> [Opdracht A]
Neem uit het fragment over de proefpersonenverzekering de passage vanaf "Uit de derde" tot en met "proefpersoon heeft geleid." opnieuw op, en wijzig daarin "evaluatiecommissie" in "beoordelingscommissie".
> [Opdracht B]
Beantwoord de volgende vragen over het fragment over de proefpersonenverzekering:
(i) De hoeveelste evaluatie van de WMO wordt in het fragment genoemd?
(ii) Welke artikelleden van de WMO bevatten de criteria voor ontheffing van de verzekeringsplicht?
(iii) Welke dekking is naast de proefpersonenverzekering vereist?

Uit de derde evaluatie van de WMO blijkt dat het gebruik van de proefpersonenverzekering nog een aandachtspunt is. Hoewel de evaluatiecommissie de laatste wijziging van het verzekeringsbesluit als verbetering ziet, vraagt de commissie zich af of hiermee de belangen van de proefpersonen in de praktijk voldoende beschermd zijn. Er zijn echter (nog) geen concrete gevallen naar voren gekomen, waarbij de afhandeling van een claim tot een onbevredigend resultaat voor een proefpersoon heeft geleid.

Naast de bevindingen uit de wetsevaluatie, geeft de proefpersonenverzekering regelmatig aanleiding tot vragen. Bovendien is er soms onduidelijkheid over de criteria die gelden voor ontheffing van de verplichting een proefpersonenverzekering af te sluiten (artikel 7, lid 5 en lid 6 van de WMO). Ook de dekking van aansprakelijkheid, die naast de proefpersonenverzekering vereist is, roept regelmatig vragen op.

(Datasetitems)
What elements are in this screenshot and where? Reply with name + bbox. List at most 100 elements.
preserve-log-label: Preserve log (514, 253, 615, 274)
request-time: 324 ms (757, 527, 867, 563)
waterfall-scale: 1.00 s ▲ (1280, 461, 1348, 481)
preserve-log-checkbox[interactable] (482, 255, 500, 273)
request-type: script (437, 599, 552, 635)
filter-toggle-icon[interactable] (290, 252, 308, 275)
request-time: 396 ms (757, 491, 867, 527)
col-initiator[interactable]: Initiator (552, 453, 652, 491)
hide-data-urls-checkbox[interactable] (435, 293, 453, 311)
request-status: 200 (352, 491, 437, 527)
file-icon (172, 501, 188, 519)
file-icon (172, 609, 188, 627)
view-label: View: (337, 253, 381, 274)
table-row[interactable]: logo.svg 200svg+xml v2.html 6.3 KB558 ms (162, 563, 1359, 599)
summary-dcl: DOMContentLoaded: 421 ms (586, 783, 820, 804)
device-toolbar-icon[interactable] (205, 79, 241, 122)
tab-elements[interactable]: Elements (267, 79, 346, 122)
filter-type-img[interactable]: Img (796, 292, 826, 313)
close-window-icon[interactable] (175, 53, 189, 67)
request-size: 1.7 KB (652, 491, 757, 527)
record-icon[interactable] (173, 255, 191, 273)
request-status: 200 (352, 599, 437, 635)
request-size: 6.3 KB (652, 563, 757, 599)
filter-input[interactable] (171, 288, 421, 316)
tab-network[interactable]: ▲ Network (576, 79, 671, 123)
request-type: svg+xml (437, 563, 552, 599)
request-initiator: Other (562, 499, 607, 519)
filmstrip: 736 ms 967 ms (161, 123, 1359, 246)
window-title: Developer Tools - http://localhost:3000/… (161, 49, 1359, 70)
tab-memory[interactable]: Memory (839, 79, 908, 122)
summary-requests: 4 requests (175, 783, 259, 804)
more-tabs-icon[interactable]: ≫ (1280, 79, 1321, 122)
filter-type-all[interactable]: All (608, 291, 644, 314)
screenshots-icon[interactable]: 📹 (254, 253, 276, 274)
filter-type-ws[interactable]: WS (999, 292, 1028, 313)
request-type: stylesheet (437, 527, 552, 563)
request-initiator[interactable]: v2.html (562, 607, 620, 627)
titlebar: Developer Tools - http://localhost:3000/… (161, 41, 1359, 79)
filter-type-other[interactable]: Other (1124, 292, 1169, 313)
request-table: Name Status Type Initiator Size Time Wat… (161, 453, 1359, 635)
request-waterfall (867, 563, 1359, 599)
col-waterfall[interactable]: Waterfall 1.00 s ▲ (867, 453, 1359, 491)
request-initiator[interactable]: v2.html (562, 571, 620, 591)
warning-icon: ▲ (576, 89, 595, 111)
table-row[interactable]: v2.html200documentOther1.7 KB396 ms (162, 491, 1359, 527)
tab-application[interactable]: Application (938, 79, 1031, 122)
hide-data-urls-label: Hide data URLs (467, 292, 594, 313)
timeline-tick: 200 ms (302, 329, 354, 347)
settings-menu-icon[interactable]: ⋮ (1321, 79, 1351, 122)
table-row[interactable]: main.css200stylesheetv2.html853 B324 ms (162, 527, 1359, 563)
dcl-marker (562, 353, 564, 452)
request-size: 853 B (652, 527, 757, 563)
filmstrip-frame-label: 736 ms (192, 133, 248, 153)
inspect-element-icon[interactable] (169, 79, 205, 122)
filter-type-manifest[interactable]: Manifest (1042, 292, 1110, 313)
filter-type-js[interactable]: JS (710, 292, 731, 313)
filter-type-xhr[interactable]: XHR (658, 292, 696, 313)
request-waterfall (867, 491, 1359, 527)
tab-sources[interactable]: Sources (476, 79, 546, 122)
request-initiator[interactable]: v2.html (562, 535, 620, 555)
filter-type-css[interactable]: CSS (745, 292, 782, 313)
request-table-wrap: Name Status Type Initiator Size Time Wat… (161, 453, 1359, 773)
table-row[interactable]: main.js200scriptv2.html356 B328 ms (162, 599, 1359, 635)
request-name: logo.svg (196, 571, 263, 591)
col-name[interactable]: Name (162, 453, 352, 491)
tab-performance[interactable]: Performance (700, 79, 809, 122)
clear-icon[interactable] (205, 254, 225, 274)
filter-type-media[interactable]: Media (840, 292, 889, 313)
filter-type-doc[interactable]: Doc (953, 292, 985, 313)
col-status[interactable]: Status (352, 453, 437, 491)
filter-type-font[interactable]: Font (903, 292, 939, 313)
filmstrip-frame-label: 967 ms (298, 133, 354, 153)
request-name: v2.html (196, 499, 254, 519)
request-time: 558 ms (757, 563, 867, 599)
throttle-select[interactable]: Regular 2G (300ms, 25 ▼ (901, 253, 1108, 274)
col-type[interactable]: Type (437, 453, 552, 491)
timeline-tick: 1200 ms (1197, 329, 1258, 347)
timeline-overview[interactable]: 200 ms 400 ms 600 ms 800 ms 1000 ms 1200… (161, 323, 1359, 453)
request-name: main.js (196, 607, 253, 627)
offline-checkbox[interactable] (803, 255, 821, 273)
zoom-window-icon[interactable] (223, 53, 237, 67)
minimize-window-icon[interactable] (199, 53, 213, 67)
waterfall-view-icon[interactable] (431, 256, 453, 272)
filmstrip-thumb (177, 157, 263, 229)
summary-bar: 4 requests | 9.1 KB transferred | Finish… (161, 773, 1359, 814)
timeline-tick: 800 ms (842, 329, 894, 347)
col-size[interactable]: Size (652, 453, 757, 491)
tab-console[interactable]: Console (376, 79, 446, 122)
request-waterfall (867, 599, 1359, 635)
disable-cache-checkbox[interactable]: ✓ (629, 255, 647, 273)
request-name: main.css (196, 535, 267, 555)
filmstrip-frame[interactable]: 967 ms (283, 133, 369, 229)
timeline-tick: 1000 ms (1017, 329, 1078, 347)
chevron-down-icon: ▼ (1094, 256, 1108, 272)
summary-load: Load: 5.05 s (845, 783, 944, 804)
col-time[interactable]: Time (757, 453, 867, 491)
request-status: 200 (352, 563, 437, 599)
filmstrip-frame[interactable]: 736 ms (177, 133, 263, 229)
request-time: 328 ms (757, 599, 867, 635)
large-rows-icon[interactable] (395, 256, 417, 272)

> [Antwoord A]
Uit de derde evaluatie van de WMO blijkt dat het gebruik van de proefpersonenverzekering nog een aandachtspunt is. Hoewel de beoordelingscommissie de laatste wijziging van het verzekeringsbesluit als verbetering ziet, vraagt de commissie zich af of hiermee de belangen van de proefpersonen in de praktijk voldoende beschermd zijn. Er zijn echter (nog) geen concrete gevallen naar voren gekomen, waarbij de afhandeling van een claim tot een onbevredigend resultaat voor een proefpersoon heeft geleid.

> [Antwoord B]
(i) De derde evaluatie.
(ii) Artikel 7, lid 5 en lid 6.
(iii) Dekking van aansprakelijkheid.